(Requirements):
From the entries below, copy out every line with "피고인은" in it.

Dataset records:
───
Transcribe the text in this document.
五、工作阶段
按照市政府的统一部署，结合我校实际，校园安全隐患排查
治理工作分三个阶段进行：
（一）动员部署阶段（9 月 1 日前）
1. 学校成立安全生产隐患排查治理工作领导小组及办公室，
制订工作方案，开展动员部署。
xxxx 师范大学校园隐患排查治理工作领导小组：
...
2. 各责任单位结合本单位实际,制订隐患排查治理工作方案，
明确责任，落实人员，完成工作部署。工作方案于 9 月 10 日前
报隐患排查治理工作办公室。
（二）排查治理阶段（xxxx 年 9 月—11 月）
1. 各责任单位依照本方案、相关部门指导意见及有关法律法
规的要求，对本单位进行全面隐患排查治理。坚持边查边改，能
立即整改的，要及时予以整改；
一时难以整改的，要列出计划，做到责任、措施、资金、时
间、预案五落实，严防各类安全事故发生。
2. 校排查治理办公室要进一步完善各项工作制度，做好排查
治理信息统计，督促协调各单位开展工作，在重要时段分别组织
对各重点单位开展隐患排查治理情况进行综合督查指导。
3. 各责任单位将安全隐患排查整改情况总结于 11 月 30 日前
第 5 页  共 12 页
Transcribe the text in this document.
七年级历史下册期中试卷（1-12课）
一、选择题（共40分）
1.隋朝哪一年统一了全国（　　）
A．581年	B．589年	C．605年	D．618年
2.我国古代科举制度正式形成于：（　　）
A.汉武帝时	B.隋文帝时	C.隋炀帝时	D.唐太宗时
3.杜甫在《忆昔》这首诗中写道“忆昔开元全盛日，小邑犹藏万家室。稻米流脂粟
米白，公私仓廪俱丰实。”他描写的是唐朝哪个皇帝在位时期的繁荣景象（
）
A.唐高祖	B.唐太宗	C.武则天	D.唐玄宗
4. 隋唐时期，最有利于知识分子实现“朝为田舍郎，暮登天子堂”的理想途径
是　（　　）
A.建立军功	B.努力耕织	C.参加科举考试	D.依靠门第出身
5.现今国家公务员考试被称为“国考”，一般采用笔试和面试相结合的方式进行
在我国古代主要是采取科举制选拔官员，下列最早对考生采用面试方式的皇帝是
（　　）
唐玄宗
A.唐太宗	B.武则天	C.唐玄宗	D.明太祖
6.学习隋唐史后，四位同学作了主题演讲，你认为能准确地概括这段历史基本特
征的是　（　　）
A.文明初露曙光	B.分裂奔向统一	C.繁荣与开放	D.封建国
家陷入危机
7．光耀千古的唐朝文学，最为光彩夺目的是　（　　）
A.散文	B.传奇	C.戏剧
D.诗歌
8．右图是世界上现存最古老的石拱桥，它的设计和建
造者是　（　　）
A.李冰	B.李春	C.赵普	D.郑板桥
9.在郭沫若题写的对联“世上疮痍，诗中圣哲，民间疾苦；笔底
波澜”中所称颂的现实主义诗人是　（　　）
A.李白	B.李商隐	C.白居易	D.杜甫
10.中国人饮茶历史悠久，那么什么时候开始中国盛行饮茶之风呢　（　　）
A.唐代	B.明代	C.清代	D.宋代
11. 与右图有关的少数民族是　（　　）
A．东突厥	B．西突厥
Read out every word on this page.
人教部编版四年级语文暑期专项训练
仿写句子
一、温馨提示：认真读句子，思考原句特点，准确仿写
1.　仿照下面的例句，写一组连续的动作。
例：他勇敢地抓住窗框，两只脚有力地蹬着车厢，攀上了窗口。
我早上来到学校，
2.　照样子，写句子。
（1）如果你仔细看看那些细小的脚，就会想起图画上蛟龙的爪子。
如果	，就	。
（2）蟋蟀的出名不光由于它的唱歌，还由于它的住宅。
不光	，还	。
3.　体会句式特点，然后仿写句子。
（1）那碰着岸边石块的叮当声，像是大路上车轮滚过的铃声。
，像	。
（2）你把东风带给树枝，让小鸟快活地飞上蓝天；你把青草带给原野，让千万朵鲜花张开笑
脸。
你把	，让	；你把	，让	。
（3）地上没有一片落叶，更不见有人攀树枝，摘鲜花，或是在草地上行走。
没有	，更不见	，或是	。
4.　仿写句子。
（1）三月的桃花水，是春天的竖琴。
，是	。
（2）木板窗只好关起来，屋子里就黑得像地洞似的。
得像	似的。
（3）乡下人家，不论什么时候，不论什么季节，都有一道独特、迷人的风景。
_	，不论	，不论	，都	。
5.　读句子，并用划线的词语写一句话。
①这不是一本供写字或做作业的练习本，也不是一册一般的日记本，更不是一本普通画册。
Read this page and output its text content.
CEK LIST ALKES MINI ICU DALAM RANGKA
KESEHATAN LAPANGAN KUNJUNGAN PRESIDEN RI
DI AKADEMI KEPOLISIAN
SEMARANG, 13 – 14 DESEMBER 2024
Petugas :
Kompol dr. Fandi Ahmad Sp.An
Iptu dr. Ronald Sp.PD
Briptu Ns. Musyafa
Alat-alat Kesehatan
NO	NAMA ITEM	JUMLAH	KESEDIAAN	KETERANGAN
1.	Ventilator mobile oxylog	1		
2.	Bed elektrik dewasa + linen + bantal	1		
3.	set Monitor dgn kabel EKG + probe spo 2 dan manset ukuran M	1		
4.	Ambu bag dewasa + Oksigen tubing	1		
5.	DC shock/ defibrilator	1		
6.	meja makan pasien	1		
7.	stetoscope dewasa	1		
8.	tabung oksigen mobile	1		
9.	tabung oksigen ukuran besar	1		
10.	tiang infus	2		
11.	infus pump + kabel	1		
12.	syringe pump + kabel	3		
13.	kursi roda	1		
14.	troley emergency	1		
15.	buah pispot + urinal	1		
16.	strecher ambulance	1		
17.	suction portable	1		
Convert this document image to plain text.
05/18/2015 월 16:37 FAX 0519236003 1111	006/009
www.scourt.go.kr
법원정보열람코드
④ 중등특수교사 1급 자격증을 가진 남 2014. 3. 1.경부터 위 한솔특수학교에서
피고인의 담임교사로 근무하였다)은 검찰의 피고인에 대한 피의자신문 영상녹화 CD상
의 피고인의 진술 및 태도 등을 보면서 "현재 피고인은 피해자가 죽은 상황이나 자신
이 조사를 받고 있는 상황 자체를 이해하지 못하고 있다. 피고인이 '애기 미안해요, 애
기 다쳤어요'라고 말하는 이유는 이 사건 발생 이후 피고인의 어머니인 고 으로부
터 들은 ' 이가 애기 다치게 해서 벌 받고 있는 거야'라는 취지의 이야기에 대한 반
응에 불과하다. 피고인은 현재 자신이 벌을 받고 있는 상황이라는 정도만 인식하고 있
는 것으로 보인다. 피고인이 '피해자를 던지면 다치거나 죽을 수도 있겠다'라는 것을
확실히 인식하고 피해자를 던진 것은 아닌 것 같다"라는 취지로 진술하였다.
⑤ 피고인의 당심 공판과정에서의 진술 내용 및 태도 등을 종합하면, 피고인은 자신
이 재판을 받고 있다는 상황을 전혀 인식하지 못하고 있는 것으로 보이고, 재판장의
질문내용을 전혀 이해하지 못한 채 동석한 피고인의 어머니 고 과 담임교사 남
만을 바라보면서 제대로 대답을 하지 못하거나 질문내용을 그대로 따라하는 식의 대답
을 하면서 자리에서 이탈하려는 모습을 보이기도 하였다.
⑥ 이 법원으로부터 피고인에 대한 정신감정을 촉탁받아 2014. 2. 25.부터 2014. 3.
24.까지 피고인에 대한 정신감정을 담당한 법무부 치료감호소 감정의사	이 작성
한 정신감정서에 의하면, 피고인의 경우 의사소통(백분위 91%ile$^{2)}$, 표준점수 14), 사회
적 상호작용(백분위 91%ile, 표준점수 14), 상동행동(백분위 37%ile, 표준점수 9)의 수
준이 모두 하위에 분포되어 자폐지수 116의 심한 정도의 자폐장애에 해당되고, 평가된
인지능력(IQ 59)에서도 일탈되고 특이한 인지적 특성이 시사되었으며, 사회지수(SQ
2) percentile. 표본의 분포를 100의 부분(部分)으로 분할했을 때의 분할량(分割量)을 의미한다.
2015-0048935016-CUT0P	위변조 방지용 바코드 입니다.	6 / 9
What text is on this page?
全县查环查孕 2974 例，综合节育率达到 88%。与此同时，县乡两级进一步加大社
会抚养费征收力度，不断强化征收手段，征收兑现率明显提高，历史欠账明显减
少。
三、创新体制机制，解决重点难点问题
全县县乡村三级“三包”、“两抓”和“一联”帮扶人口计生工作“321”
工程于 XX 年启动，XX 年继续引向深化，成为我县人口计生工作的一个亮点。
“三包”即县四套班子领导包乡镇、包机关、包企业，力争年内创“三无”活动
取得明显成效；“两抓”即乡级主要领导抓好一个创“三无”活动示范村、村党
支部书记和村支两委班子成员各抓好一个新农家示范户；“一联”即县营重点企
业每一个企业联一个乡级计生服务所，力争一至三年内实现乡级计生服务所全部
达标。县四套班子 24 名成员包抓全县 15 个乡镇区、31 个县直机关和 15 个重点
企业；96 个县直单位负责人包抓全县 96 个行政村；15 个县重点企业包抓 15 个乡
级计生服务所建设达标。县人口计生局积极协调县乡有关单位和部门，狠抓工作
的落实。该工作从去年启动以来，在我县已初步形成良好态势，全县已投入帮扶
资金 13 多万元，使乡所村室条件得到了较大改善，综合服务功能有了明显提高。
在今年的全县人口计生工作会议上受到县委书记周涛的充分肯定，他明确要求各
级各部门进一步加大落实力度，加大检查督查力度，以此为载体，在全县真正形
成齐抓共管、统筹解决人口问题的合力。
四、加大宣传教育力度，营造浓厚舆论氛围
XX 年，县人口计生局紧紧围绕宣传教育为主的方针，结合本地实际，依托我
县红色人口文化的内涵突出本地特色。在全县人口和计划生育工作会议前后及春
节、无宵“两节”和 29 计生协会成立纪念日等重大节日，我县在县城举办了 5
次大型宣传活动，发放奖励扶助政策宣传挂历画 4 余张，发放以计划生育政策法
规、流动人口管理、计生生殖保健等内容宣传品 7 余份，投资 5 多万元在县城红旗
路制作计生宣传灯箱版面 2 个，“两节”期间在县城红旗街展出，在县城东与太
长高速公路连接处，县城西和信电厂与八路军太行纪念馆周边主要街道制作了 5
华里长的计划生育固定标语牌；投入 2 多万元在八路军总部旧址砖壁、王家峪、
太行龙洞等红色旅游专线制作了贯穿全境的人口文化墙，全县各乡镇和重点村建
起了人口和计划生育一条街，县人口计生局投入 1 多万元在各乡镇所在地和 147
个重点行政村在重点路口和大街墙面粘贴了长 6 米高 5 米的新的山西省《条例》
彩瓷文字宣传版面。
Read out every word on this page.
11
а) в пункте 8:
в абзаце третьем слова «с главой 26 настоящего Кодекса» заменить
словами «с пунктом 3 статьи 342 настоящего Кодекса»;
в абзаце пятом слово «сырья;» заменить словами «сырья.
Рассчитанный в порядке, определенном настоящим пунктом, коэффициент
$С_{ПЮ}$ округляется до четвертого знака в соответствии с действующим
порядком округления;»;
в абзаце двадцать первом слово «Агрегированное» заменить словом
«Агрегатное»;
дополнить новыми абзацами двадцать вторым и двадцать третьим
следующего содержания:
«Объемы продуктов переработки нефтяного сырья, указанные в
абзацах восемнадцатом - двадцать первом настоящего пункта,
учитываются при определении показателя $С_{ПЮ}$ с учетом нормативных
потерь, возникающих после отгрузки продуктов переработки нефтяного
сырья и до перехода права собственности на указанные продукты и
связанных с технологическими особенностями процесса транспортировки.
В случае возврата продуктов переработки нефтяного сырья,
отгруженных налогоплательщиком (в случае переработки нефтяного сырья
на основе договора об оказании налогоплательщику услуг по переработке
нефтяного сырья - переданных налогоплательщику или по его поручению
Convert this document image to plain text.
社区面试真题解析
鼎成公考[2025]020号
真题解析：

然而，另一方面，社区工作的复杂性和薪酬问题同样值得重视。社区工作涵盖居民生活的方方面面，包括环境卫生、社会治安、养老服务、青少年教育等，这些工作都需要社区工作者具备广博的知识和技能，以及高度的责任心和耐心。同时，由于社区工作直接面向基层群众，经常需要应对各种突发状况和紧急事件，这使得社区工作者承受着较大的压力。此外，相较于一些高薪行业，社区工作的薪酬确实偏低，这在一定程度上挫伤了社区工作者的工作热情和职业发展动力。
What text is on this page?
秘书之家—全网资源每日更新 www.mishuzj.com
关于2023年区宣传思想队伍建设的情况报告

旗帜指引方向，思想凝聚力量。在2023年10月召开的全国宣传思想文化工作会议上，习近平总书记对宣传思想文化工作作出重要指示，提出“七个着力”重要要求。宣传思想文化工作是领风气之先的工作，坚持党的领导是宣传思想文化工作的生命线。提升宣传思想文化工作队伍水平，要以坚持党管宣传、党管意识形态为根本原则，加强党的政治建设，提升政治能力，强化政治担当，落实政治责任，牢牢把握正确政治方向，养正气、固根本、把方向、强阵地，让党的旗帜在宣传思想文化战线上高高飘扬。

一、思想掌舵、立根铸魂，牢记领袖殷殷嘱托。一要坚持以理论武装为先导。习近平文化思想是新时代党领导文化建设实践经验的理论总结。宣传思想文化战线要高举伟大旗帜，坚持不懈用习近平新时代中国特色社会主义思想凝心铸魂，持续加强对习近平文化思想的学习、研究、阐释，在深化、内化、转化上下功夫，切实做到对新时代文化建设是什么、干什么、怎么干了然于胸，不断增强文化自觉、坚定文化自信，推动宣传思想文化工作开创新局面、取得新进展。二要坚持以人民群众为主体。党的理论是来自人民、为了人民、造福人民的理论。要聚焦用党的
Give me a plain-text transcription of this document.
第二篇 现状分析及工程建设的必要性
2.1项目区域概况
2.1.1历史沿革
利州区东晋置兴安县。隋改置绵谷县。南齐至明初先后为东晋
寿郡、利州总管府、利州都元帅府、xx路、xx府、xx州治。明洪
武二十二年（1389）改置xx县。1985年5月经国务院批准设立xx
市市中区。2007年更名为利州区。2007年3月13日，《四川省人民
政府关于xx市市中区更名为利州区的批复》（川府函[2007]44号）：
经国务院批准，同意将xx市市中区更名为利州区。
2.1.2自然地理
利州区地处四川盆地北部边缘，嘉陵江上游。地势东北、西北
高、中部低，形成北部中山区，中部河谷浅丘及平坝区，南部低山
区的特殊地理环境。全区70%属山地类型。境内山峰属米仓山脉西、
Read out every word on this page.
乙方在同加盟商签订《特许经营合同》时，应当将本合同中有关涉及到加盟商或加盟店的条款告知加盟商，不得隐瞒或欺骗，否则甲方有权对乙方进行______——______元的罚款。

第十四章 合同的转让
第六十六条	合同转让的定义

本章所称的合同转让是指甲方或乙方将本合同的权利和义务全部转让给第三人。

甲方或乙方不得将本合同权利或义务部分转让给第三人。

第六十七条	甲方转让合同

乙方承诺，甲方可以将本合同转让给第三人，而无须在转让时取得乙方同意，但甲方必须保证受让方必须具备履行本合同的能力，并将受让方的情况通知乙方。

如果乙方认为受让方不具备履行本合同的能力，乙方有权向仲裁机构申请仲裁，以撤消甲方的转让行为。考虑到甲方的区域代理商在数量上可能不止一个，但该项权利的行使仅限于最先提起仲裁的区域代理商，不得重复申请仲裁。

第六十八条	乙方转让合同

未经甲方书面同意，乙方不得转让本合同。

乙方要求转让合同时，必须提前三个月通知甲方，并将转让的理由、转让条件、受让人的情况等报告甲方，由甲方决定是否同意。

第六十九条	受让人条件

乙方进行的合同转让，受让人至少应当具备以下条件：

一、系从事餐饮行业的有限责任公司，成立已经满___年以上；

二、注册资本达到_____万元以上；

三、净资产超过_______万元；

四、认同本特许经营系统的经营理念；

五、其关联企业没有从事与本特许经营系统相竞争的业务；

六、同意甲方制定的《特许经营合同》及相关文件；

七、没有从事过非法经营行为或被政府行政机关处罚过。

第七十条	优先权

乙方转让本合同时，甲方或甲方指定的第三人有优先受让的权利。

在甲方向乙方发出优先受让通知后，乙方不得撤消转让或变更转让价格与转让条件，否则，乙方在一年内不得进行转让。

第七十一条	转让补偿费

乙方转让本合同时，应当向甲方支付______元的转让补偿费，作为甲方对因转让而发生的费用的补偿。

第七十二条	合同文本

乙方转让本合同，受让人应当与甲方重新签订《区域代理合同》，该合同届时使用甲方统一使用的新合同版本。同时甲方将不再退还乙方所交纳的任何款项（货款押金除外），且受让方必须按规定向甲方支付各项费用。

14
───
(Correct response):
의 피고인의 진술 및 태도 등을 보면서 "현재 피고인은 피해자가 죽은 상황이나 자신
응에 불과하다. 피고인은 현재 자신이 벌을 받고 있는 상황이라는 정도만 인식하고 있
⑤ 피고인의 당심 공판과정에서의 진술 내용 및 태도 등을 종합하면, 피고인은 자신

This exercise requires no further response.